----- Material provided -----
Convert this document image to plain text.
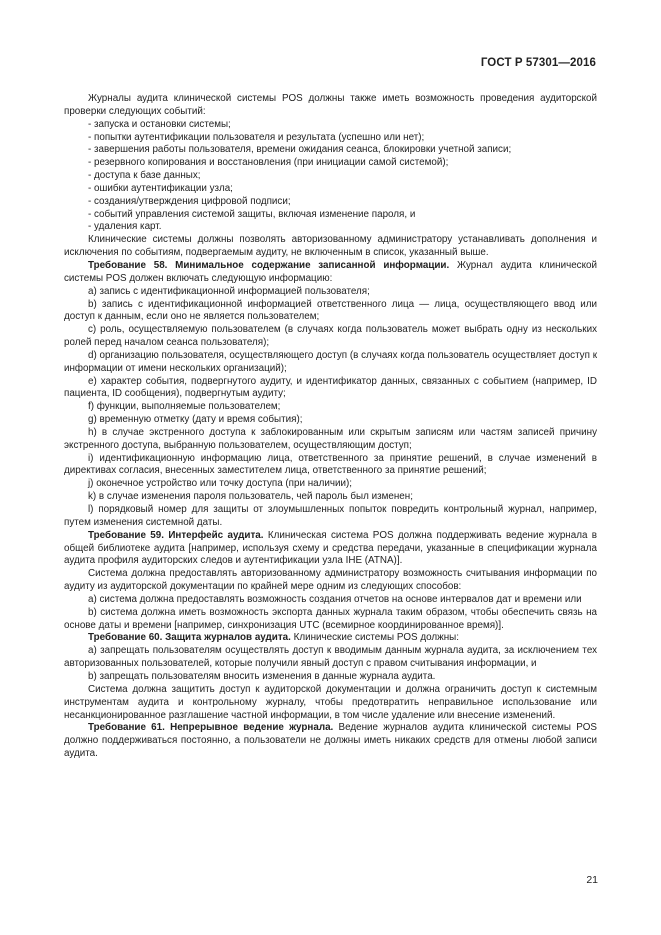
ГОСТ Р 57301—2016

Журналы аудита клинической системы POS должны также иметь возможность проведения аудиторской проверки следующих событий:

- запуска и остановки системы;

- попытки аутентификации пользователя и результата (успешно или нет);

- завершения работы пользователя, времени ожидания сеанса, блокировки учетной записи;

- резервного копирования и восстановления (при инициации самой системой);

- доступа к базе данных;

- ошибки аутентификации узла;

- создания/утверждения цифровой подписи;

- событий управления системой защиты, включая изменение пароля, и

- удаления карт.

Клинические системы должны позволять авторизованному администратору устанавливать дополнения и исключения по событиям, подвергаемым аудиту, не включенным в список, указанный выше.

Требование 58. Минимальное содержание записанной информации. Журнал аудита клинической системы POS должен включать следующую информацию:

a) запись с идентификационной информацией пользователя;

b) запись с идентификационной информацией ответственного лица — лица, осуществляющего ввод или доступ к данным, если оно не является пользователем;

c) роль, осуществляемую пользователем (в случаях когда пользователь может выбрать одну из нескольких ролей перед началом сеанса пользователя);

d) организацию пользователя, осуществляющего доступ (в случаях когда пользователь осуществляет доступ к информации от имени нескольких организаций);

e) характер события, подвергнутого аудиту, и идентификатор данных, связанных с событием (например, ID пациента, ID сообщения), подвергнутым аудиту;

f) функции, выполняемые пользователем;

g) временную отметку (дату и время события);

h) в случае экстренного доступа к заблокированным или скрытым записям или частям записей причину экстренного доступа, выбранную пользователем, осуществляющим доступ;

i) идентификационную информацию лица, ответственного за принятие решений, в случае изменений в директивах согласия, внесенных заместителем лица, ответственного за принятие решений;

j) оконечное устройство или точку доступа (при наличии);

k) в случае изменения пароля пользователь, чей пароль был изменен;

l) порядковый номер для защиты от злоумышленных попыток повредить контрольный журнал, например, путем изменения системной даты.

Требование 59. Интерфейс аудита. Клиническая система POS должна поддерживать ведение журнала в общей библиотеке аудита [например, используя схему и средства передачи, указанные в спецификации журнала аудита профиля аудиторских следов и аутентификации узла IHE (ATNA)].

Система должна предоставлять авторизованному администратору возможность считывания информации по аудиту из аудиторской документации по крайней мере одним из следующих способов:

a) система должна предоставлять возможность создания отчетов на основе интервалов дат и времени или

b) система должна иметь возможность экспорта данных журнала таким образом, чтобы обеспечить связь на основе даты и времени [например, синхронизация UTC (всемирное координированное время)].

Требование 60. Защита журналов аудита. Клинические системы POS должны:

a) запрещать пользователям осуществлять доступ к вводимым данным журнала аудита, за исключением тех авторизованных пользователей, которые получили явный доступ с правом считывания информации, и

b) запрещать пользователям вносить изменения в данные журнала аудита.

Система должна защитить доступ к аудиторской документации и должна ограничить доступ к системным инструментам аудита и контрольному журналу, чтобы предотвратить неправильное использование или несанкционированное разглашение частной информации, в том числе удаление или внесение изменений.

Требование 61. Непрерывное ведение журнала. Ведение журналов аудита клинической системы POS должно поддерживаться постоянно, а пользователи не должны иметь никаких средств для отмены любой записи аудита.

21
-----
* [Directions] Say how many lines of the material contain the word "пароля", with no other text.

* [Answer] 2